═══ Supplied information ═══

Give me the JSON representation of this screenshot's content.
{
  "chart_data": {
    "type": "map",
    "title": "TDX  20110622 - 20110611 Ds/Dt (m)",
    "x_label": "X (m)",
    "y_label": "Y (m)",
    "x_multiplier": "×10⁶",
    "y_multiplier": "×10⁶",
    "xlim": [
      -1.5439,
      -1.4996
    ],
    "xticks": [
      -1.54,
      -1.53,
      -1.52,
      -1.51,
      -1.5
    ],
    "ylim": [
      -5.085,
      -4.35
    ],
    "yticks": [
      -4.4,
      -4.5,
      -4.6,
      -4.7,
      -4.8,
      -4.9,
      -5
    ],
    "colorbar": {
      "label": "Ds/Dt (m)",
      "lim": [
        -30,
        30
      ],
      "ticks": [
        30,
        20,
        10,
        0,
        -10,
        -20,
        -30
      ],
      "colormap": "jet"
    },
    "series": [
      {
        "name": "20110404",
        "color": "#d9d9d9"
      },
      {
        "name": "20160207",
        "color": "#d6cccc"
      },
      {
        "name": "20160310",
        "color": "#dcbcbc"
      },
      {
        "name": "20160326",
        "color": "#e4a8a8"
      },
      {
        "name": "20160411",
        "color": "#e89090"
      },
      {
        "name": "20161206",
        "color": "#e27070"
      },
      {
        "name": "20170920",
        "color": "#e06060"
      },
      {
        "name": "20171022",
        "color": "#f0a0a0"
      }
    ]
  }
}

═══

Copy out each line exactly as written.

Give me the JSON representation of this screenshot's content.
{
  "chart_data": {
    "type": "map",
    "title": "TDX  20110622 - 20110611 Ds/Dt (m)",
    "x_label": "X (m)",
    "y_label": "Y (m)",
    "x_multiplier": "×10⁶",
    "y_multiplier": "×10⁶",
    "xlim": [
      -1.5439,
      -1.4996
    ],
    "xticks": [
      -1.54,
      -1.53,
      -1.52,
      -1.51,
      -1.5
    ],
    "ylim": [
      -5.085,
      -4.35
    ],
    "yticks": [
      -4.4,
      -4.5,
      -4.6,
      -4.7,
      -4.8,
      -4.9,
      -5
    ],
    "colorbar": {
      "label": "Ds/Dt (m)",
      "lim": [
        -30,
        30
      ],
      "ticks": [
        30,
        20,
        10,
        0,
        -10,
        -20,
        -30
      ],
      "colormap": "jet"
    },
    "series": [
      {
        "name": "20110404",
        "color": "#d9d9d9"
      },
      {
        "name": "20160207",
        "color": "#d6cccc"
      },
      {
        "name": "20160310",
        "color": "#dcbcbc"
      },
      {
        "name": "20160326",
        "color": "#e4a8a8"
      },
      {
        "name": "20160411",
        "color": "#e89090"
      },
      {
        "name": "20161206",
        "color": "#e27070"
      },
      {
        "name": "20170920",
        "color": "#e06060"
      },
      {
        "name": "20171022",
        "color": "#f0a0a0"
      }
    ]
  }
}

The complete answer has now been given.